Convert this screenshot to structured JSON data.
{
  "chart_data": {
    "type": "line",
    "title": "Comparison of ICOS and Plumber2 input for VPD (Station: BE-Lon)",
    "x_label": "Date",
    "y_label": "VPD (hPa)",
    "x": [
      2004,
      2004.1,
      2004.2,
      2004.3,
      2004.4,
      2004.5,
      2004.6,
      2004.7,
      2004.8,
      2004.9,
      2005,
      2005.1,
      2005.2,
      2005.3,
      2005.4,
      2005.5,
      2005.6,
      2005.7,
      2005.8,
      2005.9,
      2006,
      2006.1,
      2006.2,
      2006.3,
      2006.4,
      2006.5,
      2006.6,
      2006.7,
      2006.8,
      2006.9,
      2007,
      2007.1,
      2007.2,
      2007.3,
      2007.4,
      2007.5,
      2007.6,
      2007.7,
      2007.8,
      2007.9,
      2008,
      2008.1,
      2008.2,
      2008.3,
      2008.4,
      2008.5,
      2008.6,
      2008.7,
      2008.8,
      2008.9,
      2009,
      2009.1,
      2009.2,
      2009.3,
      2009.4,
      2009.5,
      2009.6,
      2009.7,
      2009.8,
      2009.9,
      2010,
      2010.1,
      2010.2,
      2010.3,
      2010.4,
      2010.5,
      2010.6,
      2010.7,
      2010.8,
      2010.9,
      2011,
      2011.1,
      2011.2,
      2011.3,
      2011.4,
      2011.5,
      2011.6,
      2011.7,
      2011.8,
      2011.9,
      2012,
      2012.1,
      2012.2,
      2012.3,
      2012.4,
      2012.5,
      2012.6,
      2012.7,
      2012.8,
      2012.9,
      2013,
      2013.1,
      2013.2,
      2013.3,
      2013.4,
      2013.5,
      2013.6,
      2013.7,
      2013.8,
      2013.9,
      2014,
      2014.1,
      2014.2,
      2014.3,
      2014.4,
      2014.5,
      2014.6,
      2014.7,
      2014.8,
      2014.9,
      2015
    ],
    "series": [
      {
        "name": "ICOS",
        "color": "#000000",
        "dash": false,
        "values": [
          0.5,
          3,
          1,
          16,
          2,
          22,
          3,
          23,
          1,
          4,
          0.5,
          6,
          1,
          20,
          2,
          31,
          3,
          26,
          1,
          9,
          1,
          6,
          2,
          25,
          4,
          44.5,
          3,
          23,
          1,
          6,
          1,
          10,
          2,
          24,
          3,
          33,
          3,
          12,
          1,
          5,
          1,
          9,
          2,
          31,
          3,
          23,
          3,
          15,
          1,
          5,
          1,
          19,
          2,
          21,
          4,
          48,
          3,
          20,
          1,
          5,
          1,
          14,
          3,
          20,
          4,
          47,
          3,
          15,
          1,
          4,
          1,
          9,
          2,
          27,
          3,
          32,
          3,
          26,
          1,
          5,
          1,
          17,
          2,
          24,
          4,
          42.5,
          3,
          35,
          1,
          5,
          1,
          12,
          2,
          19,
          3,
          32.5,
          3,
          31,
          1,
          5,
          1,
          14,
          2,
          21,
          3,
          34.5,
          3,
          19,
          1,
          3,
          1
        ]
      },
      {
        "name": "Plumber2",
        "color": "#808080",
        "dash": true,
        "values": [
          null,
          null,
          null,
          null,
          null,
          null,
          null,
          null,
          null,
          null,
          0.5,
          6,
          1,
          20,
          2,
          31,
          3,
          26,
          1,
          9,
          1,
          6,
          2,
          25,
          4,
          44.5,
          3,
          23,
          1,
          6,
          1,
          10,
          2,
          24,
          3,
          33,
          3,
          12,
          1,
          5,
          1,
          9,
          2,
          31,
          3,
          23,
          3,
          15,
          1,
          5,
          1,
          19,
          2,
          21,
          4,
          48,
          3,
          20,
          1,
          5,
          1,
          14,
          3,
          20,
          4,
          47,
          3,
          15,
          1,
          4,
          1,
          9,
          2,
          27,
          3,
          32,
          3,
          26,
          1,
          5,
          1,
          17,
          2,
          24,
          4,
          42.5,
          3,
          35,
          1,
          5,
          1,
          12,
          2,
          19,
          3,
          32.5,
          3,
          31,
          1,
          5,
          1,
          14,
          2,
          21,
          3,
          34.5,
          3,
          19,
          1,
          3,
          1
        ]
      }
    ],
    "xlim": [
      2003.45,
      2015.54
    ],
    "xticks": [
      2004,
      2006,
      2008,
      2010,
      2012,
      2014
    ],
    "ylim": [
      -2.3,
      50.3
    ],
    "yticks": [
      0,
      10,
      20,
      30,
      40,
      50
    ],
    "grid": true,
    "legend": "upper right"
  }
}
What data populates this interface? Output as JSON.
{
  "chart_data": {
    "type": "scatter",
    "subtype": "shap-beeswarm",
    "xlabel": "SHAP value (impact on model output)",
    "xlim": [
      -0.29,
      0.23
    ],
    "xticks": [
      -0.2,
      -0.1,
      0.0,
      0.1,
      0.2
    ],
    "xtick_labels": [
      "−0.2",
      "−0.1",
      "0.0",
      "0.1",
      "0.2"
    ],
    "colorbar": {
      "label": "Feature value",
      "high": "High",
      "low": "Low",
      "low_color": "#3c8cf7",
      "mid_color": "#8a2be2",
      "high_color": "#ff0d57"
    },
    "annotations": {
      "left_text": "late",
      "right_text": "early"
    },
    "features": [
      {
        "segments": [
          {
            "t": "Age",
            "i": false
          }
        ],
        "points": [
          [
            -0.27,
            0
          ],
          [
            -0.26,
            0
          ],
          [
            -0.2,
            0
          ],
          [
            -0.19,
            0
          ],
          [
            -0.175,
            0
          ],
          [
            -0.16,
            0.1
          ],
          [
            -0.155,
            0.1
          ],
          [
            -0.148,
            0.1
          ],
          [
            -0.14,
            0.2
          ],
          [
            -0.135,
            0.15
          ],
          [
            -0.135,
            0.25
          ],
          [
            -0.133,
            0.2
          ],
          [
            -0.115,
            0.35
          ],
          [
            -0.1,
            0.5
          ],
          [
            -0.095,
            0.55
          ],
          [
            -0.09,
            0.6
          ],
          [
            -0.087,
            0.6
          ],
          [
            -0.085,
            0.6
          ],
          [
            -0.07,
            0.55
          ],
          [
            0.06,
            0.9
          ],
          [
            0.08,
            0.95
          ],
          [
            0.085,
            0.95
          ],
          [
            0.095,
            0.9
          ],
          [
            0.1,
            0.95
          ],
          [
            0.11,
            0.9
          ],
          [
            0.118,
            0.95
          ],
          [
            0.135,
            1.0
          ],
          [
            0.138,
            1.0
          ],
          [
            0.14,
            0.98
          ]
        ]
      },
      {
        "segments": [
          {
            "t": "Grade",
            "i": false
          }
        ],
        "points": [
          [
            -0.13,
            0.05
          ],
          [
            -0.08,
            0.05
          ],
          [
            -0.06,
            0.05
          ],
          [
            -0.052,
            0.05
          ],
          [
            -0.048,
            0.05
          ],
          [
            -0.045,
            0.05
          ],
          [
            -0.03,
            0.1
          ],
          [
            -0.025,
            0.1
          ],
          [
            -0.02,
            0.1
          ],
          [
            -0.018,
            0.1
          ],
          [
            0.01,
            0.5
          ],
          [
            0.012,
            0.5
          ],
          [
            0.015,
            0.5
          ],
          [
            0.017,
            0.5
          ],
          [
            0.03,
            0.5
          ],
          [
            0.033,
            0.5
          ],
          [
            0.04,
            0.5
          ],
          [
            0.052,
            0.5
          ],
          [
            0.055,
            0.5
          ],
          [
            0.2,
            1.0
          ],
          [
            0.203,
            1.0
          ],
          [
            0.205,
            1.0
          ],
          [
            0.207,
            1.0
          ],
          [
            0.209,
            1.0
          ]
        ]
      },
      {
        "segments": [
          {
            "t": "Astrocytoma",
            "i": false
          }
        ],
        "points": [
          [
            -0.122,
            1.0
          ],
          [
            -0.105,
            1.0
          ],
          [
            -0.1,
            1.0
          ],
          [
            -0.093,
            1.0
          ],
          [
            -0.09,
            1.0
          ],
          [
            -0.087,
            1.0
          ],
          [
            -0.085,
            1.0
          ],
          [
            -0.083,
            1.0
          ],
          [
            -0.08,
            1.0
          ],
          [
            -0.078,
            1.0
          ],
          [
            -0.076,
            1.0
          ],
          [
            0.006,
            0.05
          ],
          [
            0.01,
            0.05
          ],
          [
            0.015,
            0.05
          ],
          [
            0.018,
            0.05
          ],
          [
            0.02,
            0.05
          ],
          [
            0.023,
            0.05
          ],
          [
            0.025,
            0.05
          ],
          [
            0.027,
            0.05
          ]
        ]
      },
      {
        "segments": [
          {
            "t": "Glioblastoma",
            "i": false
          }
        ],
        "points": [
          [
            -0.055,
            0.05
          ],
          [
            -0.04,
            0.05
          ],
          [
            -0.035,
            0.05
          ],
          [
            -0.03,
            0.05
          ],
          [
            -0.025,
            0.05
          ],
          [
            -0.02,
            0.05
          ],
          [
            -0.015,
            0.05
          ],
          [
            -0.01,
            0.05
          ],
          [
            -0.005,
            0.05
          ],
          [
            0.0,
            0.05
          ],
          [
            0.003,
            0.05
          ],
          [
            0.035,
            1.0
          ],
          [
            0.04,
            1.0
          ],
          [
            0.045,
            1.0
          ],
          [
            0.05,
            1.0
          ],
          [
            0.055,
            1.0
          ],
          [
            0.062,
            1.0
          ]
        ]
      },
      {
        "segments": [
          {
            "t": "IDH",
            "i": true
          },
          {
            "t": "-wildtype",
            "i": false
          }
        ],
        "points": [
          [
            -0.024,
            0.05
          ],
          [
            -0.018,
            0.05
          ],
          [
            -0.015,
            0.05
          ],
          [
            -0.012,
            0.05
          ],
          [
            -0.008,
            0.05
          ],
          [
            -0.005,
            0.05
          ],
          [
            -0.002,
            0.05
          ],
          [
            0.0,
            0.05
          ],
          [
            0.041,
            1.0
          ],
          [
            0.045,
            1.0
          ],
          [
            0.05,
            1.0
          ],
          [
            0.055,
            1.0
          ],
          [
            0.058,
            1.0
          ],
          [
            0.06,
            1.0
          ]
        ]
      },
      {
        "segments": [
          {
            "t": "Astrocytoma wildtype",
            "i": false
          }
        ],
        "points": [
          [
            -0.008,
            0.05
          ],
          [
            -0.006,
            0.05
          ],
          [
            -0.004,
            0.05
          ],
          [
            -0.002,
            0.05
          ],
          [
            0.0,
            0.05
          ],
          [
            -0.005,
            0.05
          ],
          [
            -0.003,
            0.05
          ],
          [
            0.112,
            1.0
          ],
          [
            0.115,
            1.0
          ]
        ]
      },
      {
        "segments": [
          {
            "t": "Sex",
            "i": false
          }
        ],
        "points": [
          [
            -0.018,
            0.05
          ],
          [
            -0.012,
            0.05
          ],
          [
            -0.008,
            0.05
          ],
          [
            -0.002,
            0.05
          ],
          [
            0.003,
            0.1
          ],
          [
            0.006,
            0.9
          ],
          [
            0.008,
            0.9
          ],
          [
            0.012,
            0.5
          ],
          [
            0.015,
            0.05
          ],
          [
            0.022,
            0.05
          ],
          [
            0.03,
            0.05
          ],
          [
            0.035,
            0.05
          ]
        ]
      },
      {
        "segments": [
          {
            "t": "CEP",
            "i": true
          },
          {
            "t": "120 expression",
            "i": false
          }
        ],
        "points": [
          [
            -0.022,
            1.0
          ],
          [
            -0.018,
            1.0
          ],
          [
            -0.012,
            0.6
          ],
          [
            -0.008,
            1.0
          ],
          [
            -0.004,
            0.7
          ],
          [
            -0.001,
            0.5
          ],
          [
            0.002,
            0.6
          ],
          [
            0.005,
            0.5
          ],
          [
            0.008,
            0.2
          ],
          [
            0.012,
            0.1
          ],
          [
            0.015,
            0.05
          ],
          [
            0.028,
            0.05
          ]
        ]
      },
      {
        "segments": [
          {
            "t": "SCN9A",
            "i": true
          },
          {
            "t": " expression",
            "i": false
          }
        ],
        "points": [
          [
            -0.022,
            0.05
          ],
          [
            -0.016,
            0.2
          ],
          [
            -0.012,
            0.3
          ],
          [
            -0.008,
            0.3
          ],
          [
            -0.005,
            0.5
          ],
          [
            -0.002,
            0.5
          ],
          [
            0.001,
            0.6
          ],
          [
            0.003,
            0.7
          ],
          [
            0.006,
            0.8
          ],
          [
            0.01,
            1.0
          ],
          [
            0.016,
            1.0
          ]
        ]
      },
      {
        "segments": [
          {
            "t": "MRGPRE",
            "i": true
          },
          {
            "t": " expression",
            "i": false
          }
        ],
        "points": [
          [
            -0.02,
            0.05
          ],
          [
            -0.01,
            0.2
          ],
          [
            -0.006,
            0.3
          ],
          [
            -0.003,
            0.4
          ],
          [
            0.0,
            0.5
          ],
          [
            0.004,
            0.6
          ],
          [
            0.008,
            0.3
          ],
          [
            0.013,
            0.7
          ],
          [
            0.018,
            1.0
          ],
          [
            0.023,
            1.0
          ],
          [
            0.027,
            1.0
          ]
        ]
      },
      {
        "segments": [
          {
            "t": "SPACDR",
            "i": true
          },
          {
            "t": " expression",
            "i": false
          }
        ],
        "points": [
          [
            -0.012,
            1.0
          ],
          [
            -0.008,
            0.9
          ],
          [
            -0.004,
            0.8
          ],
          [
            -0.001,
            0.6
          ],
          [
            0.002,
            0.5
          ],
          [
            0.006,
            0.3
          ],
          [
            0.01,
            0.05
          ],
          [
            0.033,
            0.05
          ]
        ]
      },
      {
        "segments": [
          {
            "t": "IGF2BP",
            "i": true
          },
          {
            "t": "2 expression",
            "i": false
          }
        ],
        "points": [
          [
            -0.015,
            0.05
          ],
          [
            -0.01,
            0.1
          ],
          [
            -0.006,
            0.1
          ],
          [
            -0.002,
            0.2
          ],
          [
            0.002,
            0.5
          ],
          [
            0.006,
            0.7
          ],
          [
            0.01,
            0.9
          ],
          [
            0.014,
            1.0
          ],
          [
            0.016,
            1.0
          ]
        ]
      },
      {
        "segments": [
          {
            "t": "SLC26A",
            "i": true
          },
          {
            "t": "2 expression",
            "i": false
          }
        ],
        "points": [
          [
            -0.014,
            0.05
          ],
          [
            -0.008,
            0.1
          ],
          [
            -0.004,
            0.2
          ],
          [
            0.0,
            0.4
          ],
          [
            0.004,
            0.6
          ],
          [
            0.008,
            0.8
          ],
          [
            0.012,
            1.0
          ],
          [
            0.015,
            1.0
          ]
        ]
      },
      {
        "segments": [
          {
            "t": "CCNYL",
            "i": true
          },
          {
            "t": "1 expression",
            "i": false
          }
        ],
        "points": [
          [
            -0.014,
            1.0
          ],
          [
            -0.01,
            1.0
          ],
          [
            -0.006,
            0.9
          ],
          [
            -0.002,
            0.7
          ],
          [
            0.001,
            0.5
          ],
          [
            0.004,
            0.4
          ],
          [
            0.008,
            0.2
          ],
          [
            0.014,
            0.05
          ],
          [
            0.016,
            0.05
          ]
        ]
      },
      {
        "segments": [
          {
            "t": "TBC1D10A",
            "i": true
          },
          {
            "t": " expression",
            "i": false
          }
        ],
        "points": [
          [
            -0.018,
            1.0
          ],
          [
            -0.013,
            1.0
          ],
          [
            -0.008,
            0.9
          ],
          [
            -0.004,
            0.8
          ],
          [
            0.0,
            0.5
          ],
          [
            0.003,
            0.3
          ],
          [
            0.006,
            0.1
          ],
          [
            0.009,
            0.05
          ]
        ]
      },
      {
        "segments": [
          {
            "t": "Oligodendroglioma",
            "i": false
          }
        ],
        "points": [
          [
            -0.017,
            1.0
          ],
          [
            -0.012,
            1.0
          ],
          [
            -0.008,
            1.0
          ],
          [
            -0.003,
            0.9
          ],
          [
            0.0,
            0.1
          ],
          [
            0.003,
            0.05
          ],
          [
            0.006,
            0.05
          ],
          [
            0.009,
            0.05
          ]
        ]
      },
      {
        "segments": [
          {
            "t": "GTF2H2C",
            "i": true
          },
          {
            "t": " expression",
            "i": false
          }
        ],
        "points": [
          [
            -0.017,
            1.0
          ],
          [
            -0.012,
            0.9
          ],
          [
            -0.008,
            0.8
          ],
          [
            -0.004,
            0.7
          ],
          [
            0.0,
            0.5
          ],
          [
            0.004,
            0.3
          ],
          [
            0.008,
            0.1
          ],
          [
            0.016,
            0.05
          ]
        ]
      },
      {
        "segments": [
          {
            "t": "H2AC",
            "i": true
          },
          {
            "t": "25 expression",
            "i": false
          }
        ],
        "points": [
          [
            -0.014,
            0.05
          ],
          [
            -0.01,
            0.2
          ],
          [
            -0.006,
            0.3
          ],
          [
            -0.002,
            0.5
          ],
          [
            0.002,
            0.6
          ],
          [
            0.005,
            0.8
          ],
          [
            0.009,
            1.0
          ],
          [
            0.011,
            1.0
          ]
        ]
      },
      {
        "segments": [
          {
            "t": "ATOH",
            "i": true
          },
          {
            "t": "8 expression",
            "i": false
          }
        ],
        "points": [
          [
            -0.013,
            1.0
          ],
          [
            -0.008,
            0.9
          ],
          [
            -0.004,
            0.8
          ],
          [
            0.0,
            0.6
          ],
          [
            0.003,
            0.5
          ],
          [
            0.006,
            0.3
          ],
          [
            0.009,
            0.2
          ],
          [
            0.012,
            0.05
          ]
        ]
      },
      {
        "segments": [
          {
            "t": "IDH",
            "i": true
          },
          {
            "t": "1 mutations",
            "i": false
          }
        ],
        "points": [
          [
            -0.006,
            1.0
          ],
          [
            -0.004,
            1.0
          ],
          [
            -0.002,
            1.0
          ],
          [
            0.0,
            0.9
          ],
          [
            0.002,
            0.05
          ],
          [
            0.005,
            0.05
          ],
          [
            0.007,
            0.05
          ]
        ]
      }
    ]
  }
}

-*-

- [WHAT TO DO] Examine the records and pull out every line where the string "this" occurs.

- [WORKED ANSWER]
Convert this screenshot to structured JSON data.
What data populates this interface? Output as JSON.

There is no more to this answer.